Provided entries »
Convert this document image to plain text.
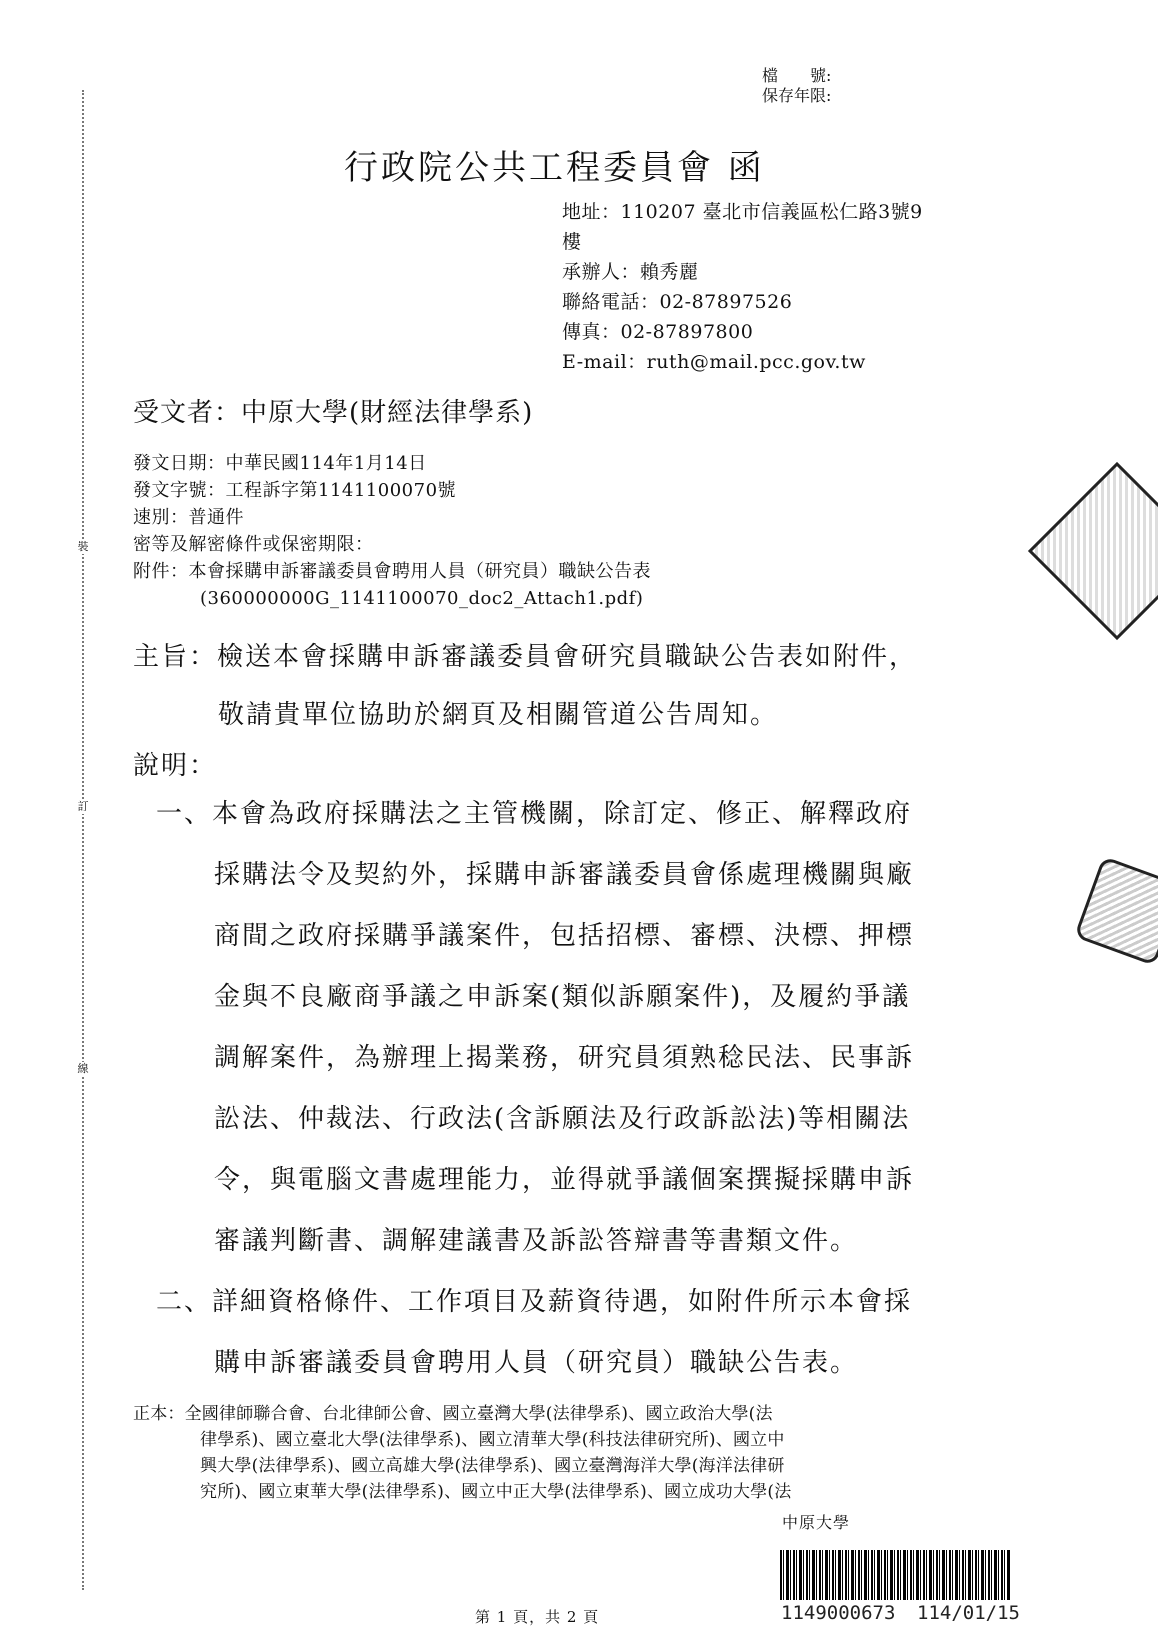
裝
訂
線
檔　　號:
保存年限:
行政院公共工程委員會 函
地址：110207 臺北市信義區松仁路3號9
樓
承辦人：賴秀麗
聯絡電話：02-87897526
傳真：02-87897800
E-mail：ruth@mail.pcc.gov.tw
受文者：中原大學(財經法律學系)
發文日期：中華民國114年1月14日
發文字號：工程訴字第1141100070號
速別：普通件
密等及解密條件或保密期限：
附件：本會採購申訴審議委員會聘用人員（研究員）職缺公告表
(360000000G_1141100070_doc2_Attach1.pdf)
主旨：檢送本會採購申訴審議委員會研究員職缺公告表如附件，
敬請貴單位協助於網頁及相關管道公告周知。
說明：
一、本會為政府採購法之主管機關，除訂定、修正、解釋政府
採購法令及契約外，採購申訴審議委員會係處理機關與廠
商間之政府採購爭議案件，包括招標、審標、決標、押標
金與不良廠商爭議之申訴案(類似訴願案件)，及履約爭議
調解案件，為辦理上揭業務，研究員須熟稔民法、民事訴
訟法、仲裁法、行政法(含訴願法及行政訴訟法)等相關法
令，與電腦文書處理能力，並得就爭議個案撰擬採購申訴
審議判斷書、調解建議書及訴訟答辯書等書類文件。
二、詳細資格條件、工作項目及薪資待遇，如附件所示本會採
購申訴審議委員會聘用人員（研究員）職缺公告表。
正本：全國律師聯合會、台北律師公會、國立臺灣大學(法律學系)、國立政治大學(法
律學系)、國立臺北大學(法律學系)、國立清華大學(科技法律研究所)、國立中
興大學(法律學系)、國立高雄大學(法律學系)、國立臺灣海洋大學(海洋法律研
究所)、國立東華大學(法律學系)、國立中正大學(法律學系)、國立成功大學(法
中原大學
1149000673 114/01/15
第 1 頁，共 2 頁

Task »
Your task is to set down the records shown above exactly, minus any pictures.

Written response »
Convert this document image to plain text.
裝
訂
線
檔　　號:
保存年限:
行政院公共工程委員會 函
地址：110207 臺北市信義區松仁路3號9
樓
承辦人：賴秀麗
聯絡電話：02-87897526
傳真：02-87897800
E-mail：ruth@mail.pcc.gov.tw
受文者：中原大學(財經法律學系)
發文日期：中華民國114年1月14日
發文字號：工程訴字第1141100070號
速別：普通件
密等及解密條件或保密期限：
附件：本會採購申訴審議委員會聘用人員（研究員）職缺公告表
(360000000G_1141100070_doc2_Attach1.pdf)
主旨：檢送本會採購申訴審議委員會研究員職缺公告表如附件，
敬請貴單位協助於網頁及相關管道公告周知。
說明：
一、本會為政府採購法之主管機關，除訂定、修正、解釋政府
採購法令及契約外，採購申訴審議委員會係處理機關與廠
商間之政府採購爭議案件，包括招標、審標、決標、押標
金與不良廠商爭議之申訴案(類似訴願案件)，及履約爭議
調解案件，為辦理上揭業務，研究員須熟稔民法、民事訴
訟法、仲裁法、行政法(含訴願法及行政訴訟法)等相關法
令，與電腦文書處理能力，並得就爭議個案撰擬採購申訴
審議判斷書、調解建議書及訴訟答辯書等書類文件。
二、詳細資格條件、工作項目及薪資待遇，如附件所示本會採
購申訴審議委員會聘用人員（研究員）職缺公告表。
正本：全國律師聯合會、台北律師公會、國立臺灣大學(法律學系)、國立政治大學(法
律學系)、國立臺北大學(法律學系)、國立清華大學(科技法律研究所)、國立中
興大學(法律學系)、國立高雄大學(法律學系)、國立臺灣海洋大學(海洋法律研
究所)、國立東華大學(法律學系)、國立中正大學(法律學系)、國立成功大學(法
中原大學
1149000673 114/01/15
第 1 頁，共 2 頁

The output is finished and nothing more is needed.